-- START OF Data for this exercise --
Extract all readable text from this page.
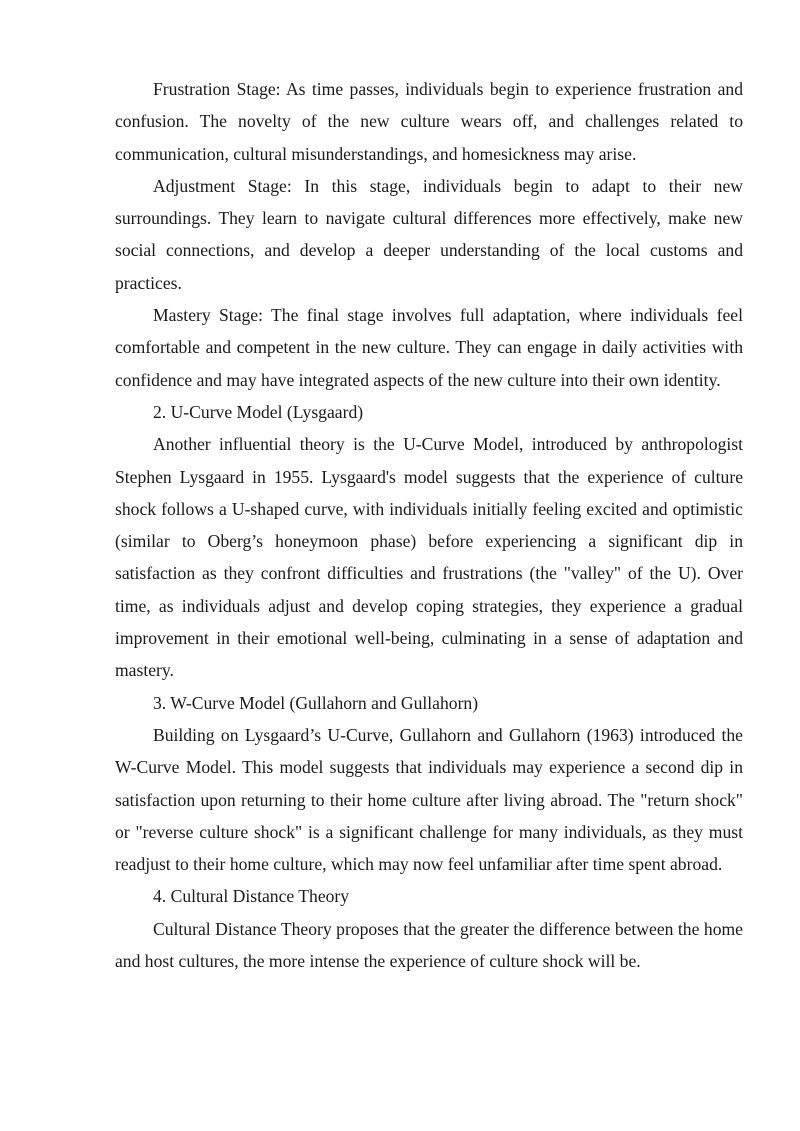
Frustration Stage: As time passes, individuals begin to experience frustration and confusion. The novelty of the new culture wears off, and challenges related to communication, cultural misunderstandings, and homesickness may arise.

Adjustment Stage: In this stage, individuals begin to adapt to their new surroundings. They learn to navigate cultural differences more effectively, make new social connections, and develop a deeper understanding of the local customs and practices.

Mastery Stage: The final stage involves full adaptation, where individuals feel comfortable and competent in the new culture. They can engage in daily activities with confidence and may have integrated aspects of the new culture into their own identity.

2. U-Curve Model (Lysgaard)

Another influential theory is the U-Curve Model, introduced by anthropologist Stephen Lysgaard in 1955. Lysgaard's model suggests that the experience of culture shock follows a U-shaped curve, with individuals initially feeling excited and optimistic (similar to Oberg’s honeymoon phase) before experiencing a significant dip in satisfaction as they confront difficulties and frustrations (the "valley" of the U). Over time, as individuals adjust and develop coping strategies, they experience a gradual improvement in their emotional well-being, culminating in a sense of adaptation and mastery.

3. W-Curve Model (Gullahorn and Gullahorn)

Building on Lysgaard’s U-Curve, Gullahorn and Gullahorn (1963) introduced the W-Curve Model. This model suggests that individuals may experience a second dip in satisfaction upon returning to their home culture after living abroad. The "return shock" or "reverse culture shock" is a significant challenge for many individuals, as they must readjust to their home culture, which may now feel unfamiliar after time spent abroad.

4. Cultural Distance Theory

Cultural Distance Theory proposes that the greater the difference between the home and host cultures, the more intense the experience of culture shock will be.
-- END OF Data for this exercise --
**Prompt**
Transcribe the listing in full. Omit the pictures and keep every line exact.

**Problem solution**
Extract all readable text from this page.
Frustration Stage: As time passes, individuals begin to experience frustration and confusion. The novelty of the new culture wears off, and challenges related to communication, cultural misunderstandings, and homesickness may arise.

Adjustment Stage: In this stage, individuals begin to adapt to their new surroundings. They learn to navigate cultural differences more effectively, make new social connections, and develop a deeper understanding of the local customs and practices.

Mastery Stage: The final stage involves full adaptation, where individuals feel comfortable and competent in the new culture. They can engage in daily activities with confidence and may have integrated aspects of the new culture into their own identity.

2. U-Curve Model (Lysgaard)

Another influential theory is the U-Curve Model, introduced by anthropologist Stephen Lysgaard in 1955. Lysgaard's model suggests that the experience of culture shock follows a U-shaped curve, with individuals initially feeling excited and optimistic (similar to Oberg’s honeymoon phase) before experiencing a significant dip in satisfaction as they confront difficulties and frustrations (the "valley" of the U). Over time, as individuals adjust and develop coping strategies, they experience a gradual improvement in their emotional well-being, culminating in a sense of adaptation and mastery.

3. W-Curve Model (Gullahorn and Gullahorn)

Building on Lysgaard’s U-Curve, Gullahorn and Gullahorn (1963) introduced the W-Curve Model. This model suggests that individuals may experience a second dip in satisfaction upon returning to their home culture after living abroad. The "return shock" or "reverse culture shock" is a significant challenge for many individuals, as they must readjust to their home culture, which may now feel unfamiliar after time spent abroad.

4. Cultural Distance Theory

Cultural Distance Theory proposes that the greater the difference between the home and host cultures, the more intense the experience of culture shock will be.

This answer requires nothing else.